::: PROVIDED RECORDS
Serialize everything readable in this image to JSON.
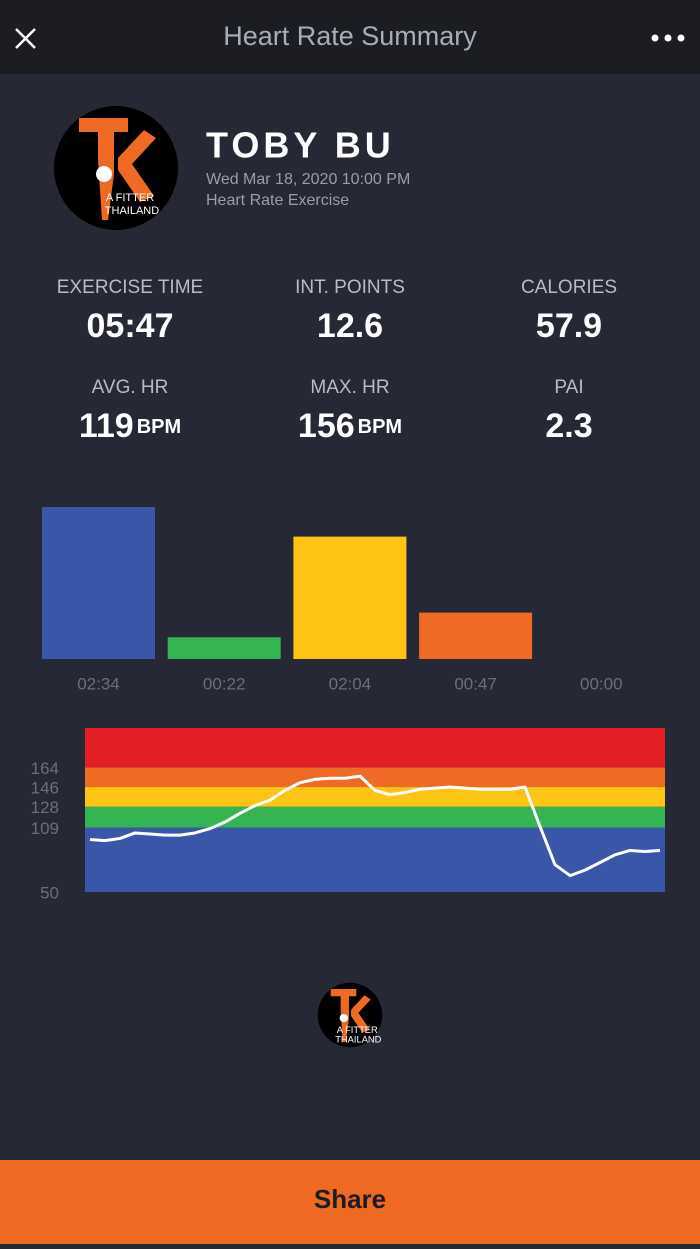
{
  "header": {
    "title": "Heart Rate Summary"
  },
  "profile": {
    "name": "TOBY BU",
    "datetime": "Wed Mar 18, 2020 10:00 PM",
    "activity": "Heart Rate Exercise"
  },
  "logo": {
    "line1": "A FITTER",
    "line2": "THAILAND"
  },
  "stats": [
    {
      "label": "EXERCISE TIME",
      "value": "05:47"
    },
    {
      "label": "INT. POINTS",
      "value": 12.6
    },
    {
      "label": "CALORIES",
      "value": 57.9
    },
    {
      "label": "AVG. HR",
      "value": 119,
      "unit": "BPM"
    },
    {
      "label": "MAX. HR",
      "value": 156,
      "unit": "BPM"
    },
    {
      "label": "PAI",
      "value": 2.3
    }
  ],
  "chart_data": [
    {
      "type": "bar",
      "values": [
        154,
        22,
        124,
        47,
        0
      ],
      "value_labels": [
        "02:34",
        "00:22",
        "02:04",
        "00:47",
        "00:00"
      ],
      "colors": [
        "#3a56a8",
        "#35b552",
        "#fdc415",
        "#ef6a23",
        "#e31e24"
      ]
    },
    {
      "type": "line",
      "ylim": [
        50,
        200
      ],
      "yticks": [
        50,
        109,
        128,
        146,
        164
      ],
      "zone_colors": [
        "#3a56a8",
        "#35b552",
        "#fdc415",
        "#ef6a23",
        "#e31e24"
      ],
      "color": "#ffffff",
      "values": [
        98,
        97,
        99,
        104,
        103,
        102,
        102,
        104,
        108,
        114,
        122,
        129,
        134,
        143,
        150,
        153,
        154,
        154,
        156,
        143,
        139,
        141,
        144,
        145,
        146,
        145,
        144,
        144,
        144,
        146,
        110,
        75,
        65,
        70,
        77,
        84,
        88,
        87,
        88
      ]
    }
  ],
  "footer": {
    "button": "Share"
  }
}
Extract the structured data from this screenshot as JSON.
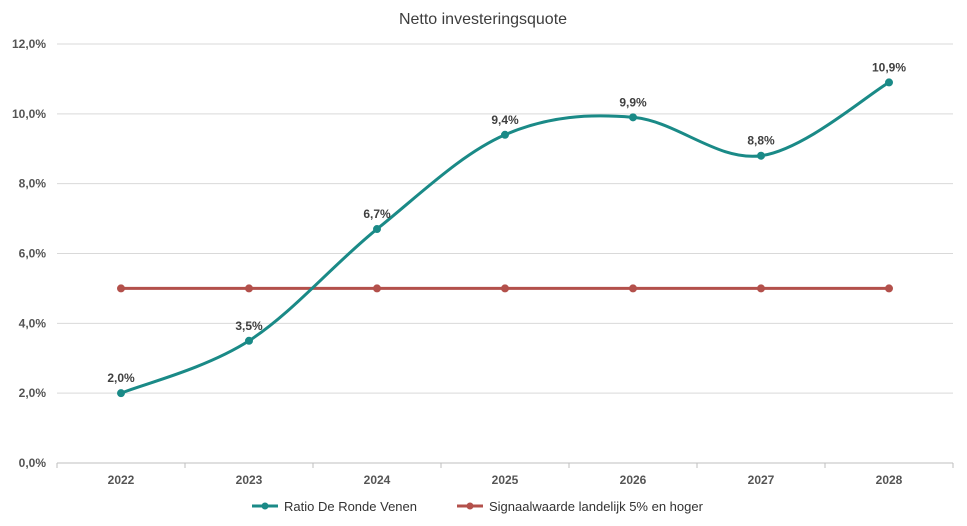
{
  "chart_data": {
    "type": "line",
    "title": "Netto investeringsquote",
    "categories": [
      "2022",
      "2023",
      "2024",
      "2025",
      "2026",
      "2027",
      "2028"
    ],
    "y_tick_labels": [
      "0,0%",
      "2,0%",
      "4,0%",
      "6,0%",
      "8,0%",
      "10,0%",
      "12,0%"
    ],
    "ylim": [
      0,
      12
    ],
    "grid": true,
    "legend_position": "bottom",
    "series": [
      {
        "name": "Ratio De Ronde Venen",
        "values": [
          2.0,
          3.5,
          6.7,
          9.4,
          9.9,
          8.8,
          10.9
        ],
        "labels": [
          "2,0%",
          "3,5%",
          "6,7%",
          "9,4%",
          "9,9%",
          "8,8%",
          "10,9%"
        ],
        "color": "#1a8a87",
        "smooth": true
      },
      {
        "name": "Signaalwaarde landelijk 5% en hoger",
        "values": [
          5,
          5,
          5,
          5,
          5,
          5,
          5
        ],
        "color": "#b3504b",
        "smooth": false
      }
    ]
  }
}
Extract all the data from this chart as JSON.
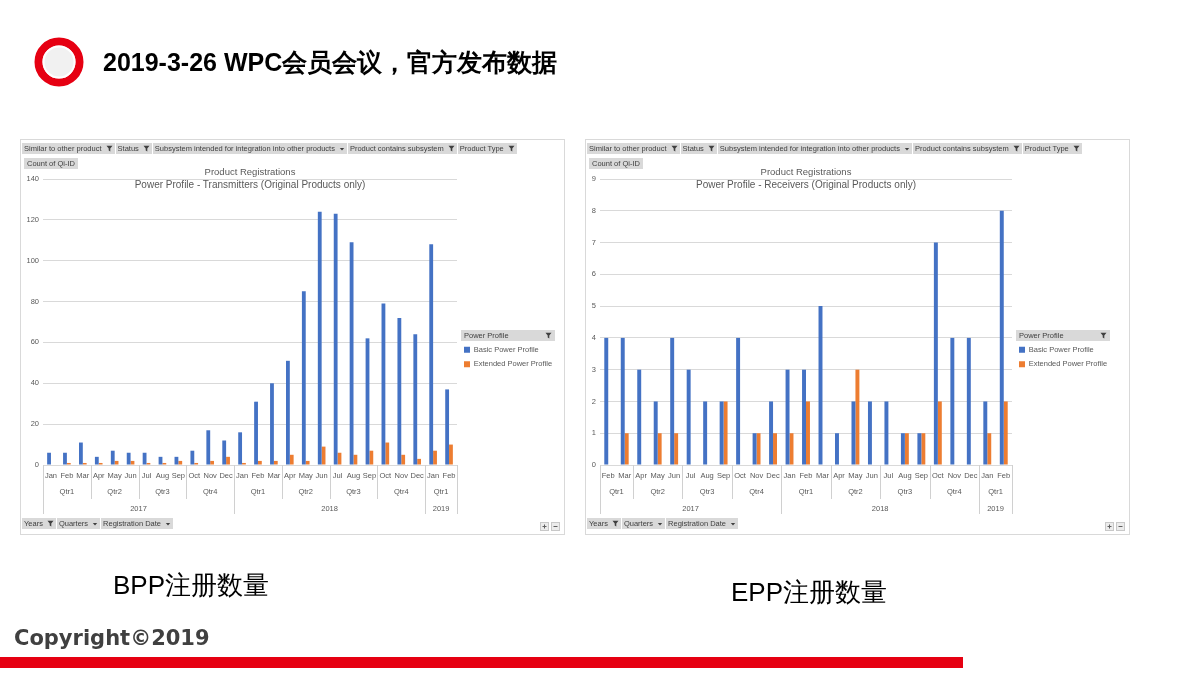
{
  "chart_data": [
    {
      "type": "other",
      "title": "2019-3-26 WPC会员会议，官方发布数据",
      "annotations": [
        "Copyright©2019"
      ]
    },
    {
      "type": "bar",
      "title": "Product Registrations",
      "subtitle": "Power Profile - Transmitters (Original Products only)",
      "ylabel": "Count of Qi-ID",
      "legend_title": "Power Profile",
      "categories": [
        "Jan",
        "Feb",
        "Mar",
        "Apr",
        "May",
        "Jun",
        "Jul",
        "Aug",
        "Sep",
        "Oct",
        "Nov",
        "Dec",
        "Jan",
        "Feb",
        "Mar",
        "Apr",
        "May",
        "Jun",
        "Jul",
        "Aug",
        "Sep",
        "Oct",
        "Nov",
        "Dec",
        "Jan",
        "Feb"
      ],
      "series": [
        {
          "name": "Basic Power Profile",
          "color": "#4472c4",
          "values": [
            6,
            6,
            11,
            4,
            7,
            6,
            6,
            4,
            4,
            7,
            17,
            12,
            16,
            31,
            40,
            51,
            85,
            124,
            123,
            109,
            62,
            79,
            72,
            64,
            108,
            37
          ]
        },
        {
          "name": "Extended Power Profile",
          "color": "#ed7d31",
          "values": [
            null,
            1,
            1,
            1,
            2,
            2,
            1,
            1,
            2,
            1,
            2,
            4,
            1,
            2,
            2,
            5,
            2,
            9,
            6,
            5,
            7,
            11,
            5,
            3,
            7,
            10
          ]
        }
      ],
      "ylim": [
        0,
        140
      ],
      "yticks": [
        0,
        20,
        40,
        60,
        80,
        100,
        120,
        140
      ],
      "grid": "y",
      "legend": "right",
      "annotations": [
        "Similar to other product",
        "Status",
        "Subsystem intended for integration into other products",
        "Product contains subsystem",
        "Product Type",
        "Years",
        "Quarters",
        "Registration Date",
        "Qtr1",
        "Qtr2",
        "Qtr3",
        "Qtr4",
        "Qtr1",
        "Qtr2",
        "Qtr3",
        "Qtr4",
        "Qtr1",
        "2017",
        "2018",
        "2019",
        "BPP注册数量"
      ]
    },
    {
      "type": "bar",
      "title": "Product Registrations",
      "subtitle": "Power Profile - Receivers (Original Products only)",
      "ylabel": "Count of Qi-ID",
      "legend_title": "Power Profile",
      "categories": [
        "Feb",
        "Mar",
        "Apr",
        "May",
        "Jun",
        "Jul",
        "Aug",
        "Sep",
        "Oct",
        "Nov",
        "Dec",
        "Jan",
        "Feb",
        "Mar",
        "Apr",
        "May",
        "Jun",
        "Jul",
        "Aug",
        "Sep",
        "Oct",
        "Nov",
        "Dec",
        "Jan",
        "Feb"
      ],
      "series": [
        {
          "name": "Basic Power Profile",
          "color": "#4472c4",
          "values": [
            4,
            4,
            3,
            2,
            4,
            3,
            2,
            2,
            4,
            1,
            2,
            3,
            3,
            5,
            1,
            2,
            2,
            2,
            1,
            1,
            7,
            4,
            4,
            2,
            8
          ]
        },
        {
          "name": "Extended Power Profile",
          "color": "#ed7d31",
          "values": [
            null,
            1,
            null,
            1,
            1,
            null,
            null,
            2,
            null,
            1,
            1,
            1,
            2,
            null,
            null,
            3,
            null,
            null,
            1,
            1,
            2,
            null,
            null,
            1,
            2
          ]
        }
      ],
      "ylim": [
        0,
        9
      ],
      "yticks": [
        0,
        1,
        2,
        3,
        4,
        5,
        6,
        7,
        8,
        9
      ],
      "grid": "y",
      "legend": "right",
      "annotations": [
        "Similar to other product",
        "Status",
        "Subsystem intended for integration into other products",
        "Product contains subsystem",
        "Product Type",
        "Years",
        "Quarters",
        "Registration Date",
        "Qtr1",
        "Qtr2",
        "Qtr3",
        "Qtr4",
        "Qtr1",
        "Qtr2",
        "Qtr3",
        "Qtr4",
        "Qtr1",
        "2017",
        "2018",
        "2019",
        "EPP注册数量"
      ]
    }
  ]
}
::::::
::: PROVIDED RECORDS
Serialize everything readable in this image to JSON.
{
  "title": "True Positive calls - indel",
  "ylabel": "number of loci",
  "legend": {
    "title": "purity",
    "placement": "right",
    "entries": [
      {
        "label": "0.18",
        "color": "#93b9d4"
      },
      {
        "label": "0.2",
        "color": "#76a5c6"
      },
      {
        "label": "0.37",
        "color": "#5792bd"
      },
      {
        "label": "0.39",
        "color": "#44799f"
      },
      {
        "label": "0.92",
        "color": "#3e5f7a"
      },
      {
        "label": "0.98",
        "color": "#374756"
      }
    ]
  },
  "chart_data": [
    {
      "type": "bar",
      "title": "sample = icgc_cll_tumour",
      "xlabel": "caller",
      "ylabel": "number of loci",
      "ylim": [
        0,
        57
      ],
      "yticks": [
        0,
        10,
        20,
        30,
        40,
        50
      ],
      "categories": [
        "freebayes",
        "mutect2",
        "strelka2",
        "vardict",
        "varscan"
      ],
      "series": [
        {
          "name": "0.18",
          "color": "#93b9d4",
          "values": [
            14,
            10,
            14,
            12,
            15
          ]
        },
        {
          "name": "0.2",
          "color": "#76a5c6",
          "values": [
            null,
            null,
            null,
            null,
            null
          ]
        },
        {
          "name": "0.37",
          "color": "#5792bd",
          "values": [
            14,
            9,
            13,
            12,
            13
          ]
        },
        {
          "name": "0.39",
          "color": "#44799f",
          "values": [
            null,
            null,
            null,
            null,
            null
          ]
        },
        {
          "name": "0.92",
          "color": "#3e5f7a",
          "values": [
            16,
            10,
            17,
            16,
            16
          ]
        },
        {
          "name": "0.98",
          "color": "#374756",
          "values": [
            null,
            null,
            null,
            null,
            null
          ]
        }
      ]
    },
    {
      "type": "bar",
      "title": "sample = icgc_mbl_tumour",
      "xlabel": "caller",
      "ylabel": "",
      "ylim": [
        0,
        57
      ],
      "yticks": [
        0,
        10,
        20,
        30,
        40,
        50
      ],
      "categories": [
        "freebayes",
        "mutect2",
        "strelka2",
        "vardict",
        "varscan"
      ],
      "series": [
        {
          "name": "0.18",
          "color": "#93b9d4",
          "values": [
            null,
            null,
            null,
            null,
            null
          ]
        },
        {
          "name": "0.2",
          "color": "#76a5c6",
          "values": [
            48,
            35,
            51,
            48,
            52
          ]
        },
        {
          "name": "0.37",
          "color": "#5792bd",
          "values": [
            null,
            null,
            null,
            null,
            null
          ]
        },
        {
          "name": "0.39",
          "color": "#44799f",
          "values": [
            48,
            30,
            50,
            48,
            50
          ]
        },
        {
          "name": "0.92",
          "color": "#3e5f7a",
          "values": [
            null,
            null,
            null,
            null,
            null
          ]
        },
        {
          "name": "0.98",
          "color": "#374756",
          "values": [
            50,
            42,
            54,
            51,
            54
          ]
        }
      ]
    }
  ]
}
::::::
:: REQUEST ::
Where does the word "subtitle" appear in the listing? List each line that holds it.

:: RESULT ::
      "subtitle": "Power Profile - Transmitters (Original Products only)",
      "subtitle": "Power Profile - Receivers (Original Products only)",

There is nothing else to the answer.